THE INPUT ▸
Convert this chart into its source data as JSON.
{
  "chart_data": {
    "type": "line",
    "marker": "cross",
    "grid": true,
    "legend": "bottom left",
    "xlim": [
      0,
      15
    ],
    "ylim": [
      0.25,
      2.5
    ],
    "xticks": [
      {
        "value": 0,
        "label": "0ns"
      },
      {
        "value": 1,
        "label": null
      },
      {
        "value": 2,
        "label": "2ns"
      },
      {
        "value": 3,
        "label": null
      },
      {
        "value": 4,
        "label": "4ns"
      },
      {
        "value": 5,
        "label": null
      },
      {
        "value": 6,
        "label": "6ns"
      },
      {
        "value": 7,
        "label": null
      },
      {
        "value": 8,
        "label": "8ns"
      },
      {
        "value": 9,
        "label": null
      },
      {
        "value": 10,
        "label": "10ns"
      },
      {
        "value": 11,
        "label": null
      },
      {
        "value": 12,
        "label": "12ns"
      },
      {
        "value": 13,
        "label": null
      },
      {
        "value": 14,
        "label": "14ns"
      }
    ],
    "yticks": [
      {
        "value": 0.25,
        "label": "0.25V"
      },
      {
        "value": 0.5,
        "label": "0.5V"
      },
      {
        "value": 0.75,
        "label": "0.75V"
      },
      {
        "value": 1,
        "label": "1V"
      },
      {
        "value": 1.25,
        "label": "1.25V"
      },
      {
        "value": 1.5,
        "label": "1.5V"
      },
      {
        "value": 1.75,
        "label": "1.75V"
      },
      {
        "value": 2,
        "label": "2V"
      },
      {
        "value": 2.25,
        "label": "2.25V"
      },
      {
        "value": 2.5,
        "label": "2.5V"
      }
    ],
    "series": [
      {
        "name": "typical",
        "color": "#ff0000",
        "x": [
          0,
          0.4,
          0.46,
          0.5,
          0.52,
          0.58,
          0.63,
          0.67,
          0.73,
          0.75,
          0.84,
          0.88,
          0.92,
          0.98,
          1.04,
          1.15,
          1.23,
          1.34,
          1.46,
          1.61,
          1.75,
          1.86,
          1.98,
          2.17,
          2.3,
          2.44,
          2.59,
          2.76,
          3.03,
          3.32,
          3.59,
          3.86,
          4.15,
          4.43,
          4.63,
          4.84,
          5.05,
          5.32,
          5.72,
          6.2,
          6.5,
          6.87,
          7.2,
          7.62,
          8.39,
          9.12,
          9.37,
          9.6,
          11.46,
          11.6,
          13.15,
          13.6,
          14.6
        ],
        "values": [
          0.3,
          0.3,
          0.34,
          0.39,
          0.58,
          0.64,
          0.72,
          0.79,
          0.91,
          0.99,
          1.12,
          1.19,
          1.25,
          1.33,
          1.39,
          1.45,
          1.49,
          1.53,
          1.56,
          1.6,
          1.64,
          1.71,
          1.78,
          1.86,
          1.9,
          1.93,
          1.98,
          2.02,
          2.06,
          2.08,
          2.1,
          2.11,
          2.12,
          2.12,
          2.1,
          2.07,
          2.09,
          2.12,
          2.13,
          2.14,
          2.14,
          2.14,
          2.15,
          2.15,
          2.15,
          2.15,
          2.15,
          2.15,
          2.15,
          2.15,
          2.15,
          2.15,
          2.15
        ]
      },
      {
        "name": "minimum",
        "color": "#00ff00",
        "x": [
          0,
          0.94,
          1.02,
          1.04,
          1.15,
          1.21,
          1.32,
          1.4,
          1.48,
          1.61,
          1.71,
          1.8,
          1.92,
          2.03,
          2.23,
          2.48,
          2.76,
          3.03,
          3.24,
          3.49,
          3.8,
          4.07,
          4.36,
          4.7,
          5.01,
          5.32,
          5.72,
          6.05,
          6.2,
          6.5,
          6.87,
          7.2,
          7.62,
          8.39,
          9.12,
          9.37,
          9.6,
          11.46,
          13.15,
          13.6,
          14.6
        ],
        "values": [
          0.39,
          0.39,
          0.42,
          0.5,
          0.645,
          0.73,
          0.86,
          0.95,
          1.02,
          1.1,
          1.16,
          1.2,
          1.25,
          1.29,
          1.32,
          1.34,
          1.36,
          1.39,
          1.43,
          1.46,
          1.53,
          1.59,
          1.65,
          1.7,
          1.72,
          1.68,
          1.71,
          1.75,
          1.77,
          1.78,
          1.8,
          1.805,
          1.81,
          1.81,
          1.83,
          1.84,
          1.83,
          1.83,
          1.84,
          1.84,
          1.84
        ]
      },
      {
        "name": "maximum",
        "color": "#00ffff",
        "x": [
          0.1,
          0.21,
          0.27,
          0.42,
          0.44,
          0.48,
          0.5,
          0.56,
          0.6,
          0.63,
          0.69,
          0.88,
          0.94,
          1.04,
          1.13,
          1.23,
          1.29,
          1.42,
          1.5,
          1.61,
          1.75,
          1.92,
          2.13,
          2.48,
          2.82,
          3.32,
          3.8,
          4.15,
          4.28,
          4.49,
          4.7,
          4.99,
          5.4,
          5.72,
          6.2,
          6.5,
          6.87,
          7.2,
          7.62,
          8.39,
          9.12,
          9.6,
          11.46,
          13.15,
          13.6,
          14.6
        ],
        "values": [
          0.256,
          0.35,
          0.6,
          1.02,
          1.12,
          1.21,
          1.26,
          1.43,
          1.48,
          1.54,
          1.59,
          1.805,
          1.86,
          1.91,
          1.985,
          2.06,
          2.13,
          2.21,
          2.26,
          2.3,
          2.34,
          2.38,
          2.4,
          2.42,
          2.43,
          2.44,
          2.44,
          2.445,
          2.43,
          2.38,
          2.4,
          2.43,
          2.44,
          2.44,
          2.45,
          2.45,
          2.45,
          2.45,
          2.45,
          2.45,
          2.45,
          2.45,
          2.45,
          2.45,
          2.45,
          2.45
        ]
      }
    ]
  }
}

WHAT IS EXPECTED ▸
Repeat every line of the records above exactly.

RESULT ▸
Convert this chart into its source data as JSON.
{
  "chart_data": {
    "type": "line",
    "marker": "cross",
    "grid": true,
    "legend": "bottom left",
    "xlim": [
      0,
      15
    ],
    "ylim": [
      0.25,
      2.5
    ],
    "xticks": [
      {
        "value": 0,
        "label": "0ns"
      },
      {
        "value": 1,
        "label": null
      },
      {
        "value": 2,
        "label": "2ns"
      },
      {
        "value": 3,
        "label": null
      },
      {
        "value": 4,
        "label": "4ns"
      },
      {
        "value": 5,
        "label": null
      },
      {
        "value": 6,
        "label": "6ns"
      },
      {
        "value": 7,
        "label": null
      },
      {
        "value": 8,
        "label": "8ns"
      },
      {
        "value": 9,
        "label": null
      },
      {
        "value": 10,
        "label": "10ns"
      },
      {
        "value": 11,
        "label": null
      },
      {
        "value": 12,
        "label": "12ns"
      },
      {
        "value": 13,
        "label": null
      },
      {
        "value": 14,
        "label": "14ns"
      }
    ],
    "yticks": [
      {
        "value": 0.25,
        "label": "0.25V"
      },
      {
        "value": 0.5,
        "label": "0.5V"
      },
      {
        "value": 0.75,
        "label": "0.75V"
      },
      {
        "value": 1,
        "label": "1V"
      },
      {
        "value": 1.25,
        "label": "1.25V"
      },
      {
        "value": 1.5,
        "label": "1.5V"
      },
      {
        "value": 1.75,
        "label": "1.75V"
      },
      {
        "value": 2,
        "label": "2V"
      },
      {
        "value": 2.25,
        "label": "2.25V"
      },
      {
        "value": 2.5,
        "label": "2.5V"
      }
    ],
    "series": [
      {
        "name": "typical",
        "color": "#ff0000",
        "x": [
          0,
          0.4,
          0.46,
          0.5,
          0.52,
          0.58,
          0.63,
          0.67,
          0.73,
          0.75,
          0.84,
          0.88,
          0.92,
          0.98,
          1.04,
          1.15,
          1.23,
          1.34,
          1.46,
          1.61,
          1.75,
          1.86,
          1.98,
          2.17,
          2.3,
          2.44,
          2.59,
          2.76,
          3.03,
          3.32,
          3.59,
          3.86,
          4.15,
          4.43,
          4.63,
          4.84,
          5.05,
          5.32,
          5.72,
          6.2,
          6.5,
          6.87,
          7.2,
          7.62,
          8.39,
          9.12,
          9.37,
          9.6,
          11.46,
          11.6,
          13.15,
          13.6,
          14.6
        ],
        "values": [
          0.3,
          0.3,
          0.34,
          0.39,
          0.58,
          0.64,
          0.72,
          0.79,
          0.91,
          0.99,
          1.12,
          1.19,
          1.25,
          1.33,
          1.39,
          1.45,
          1.49,
          1.53,
          1.56,
          1.6,
          1.64,
          1.71,
          1.78,
          1.86,
          1.9,
          1.93,
          1.98,
          2.02,
          2.06,
          2.08,
          2.1,
          2.11,
          2.12,
          2.12,
          2.1,
          2.07,
          2.09,
          2.12,
          2.13,
          2.14,
          2.14,
          2.14,
          2.15,
          2.15,
          2.15,
          2.15,
          2.15,
          2.15,
          2.15,
          2.15,
          2.15,
          2.15,
          2.15
        ]
      },
      {
        "name": "minimum",
        "color": "#00ff00",
        "x": [
          0,
          0.94,
          1.02,
          1.04,
          1.15,
          1.21,
          1.32,
          1.4,
          1.48,
          1.61,
          1.71,
          1.8,
          1.92,
          2.03,
          2.23,
          2.48,
          2.76,
          3.03,
          3.24,
          3.49,
          3.8,
          4.07,
          4.36,
          4.7,
          5.01,
          5.32,
          5.72,
          6.05,
          6.2,
          6.5,
          6.87,
          7.2,
          7.62,
          8.39,
          9.12,
          9.37,
          9.6,
          11.46,
          13.15,
          13.6,
          14.6
        ],
        "values": [
          0.39,
          0.39,
          0.42,
          0.5,
          0.645,
          0.73,
          0.86,
          0.95,
          1.02,
          1.1,
          1.16,
          1.2,
          1.25,
          1.29,
          1.32,
          1.34,
          1.36,
          1.39,
          1.43,
          1.46,
          1.53,
          1.59,
          1.65,
          1.7,
          1.72,
          1.68,
          1.71,
          1.75,
          1.77,
          1.78,
          1.8,
          1.805,
          1.81,
          1.81,
          1.83,
          1.84,
          1.83,
          1.83,
          1.84,
          1.84,
          1.84
        ]
      },
      {
        "name": "maximum",
        "color": "#00ffff",
        "x": [
          0.1,
          0.21,
          0.27,
          0.42,
          0.44,
          0.48,
          0.5,
          0.56,
          0.6,
          0.63,
          0.69,
          0.88,
          0.94,
          1.04,
          1.13,
          1.23,
          1.29,
          1.42,
          1.5,
          1.61,
          1.75,
          1.92,
          2.13,
          2.48,
          2.82,
          3.32,
          3.8,
          4.15,
          4.28,
          4.49,
          4.7,
          4.99,
          5.4,
          5.72,
          6.2,
          6.5,
          6.87,
          7.2,
          7.62,
          8.39,
          9.12,
          9.6,
          11.46,
          13.15,
          13.6,
          14.6
        ],
        "values": [
          0.256,
          0.35,
          0.6,
          1.02,
          1.12,
          1.21,
          1.26,
          1.43,
          1.48,
          1.54,
          1.59,
          1.805,
          1.86,
          1.91,
          1.985,
          2.06,
          2.13,
          2.21,
          2.26,
          2.3,
          2.34,
          2.38,
          2.4,
          2.42,
          2.43,
          2.44,
          2.44,
          2.445,
          2.43,
          2.38,
          2.4,
          2.43,
          2.44,
          2.44,
          2.45,
          2.45,
          2.45,
          2.45,
          2.45,
          2.45,
          2.45,
          2.45,
          2.45,
          2.45,
          2.45,
          2.45
        ]
      }
    ]
  }
}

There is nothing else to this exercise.